Output the material beneath exactly, leaving nothing out.

● ● ●

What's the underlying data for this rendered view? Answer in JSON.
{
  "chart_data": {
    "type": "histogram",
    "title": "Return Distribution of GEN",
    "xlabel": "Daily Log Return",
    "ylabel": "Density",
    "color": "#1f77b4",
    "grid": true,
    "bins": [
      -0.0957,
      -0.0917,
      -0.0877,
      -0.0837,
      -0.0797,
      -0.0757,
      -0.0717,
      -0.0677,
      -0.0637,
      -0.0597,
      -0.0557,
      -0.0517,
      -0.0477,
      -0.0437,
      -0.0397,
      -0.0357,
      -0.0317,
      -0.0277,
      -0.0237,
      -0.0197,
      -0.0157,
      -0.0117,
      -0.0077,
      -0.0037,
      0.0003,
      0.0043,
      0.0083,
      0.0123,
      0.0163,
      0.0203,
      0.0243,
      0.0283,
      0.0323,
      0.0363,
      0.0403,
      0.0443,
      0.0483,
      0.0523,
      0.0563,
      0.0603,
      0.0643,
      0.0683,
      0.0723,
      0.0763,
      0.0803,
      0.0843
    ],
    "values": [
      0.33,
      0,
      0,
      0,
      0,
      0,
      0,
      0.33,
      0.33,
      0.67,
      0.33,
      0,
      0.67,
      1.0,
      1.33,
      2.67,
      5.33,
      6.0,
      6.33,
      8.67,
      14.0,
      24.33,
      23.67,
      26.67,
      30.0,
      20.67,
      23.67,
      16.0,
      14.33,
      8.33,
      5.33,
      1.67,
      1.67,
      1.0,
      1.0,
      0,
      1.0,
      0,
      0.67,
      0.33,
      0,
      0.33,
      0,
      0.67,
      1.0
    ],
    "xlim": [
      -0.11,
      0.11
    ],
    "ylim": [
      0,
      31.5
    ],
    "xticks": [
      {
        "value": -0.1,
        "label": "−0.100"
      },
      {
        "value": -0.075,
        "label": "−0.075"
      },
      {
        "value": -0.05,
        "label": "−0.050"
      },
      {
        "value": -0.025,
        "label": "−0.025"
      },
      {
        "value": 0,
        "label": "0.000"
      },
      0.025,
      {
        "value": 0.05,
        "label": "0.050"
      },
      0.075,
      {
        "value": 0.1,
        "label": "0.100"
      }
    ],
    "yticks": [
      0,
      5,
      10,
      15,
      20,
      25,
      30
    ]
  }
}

● ● ●

[Response to this exercise]
What's the underlying data for this rendered view? Answer in JSON.
{
  "chart_data": {
    "type": "histogram",
    "title": "Return Distribution of GEN",
    "xlabel": "Daily Log Return",
    "ylabel": "Density",
    "color": "#1f77b4",
    "grid": true,
    "bins": [
      -0.0957,
      -0.0917,
      -0.0877,
      -0.0837,
      -0.0797,
      -0.0757,
      -0.0717,
      -0.0677,
      -0.0637,
      -0.0597,
      -0.0557,
      -0.0517,
      -0.0477,
      -0.0437,
      -0.0397,
      -0.0357,
      -0.0317,
      -0.0277,
      -0.0237,
      -0.0197,
      -0.0157,
      -0.0117,
      -0.0077,
      -0.0037,
      0.0003,
      0.0043,
      0.0083,
      0.0123,
      0.0163,
      0.0203,
      0.0243,
      0.0283,
      0.0323,
      0.0363,
      0.0403,
      0.0443,
      0.0483,
      0.0523,
      0.0563,
      0.0603,
      0.0643,
      0.0683,
      0.0723,
      0.0763,
      0.0803,
      0.0843
    ],
    "values": [
      0.33,
      0,
      0,
      0,
      0,
      0,
      0,
      0.33,
      0.33,
      0.67,
      0.33,
      0,
      0.67,
      1.0,
      1.33,
      2.67,
      5.33,
      6.0,
      6.33,
      8.67,
      14.0,
      24.33,
      23.67,
      26.67,
      30.0,
      20.67,
      23.67,
      16.0,
      14.33,
      8.33,
      5.33,
      1.67,
      1.67,
      1.0,
      1.0,
      0,
      1.0,
      0,
      0.67,
      0.33,
      0,
      0.33,
      0,
      0.67,
      1.0
    ],
    "xlim": [
      -0.11,
      0.11
    ],
    "ylim": [
      0,
      31.5
    ],
    "xticks": [
      {
        "value": -0.1,
        "label": "−0.100"
      },
      {
        "value": -0.075,
        "label": "−0.075"
      },
      {
        "value": -0.05,
        "label": "−0.050"
      },
      {
        "value": -0.025,
        "label": "−0.025"
      },
      {
        "value": 0,
        "label": "0.000"
      },
      0.025,
      {
        "value": 0.05,
        "label": "0.050"
      },
      0.075,
      {
        "value": 0.1,
        "label": "0.100"
      }
    ],
    "yticks": [
      0,
      5,
      10,
      15,
      20,
      25,
      30
    ]
  }
}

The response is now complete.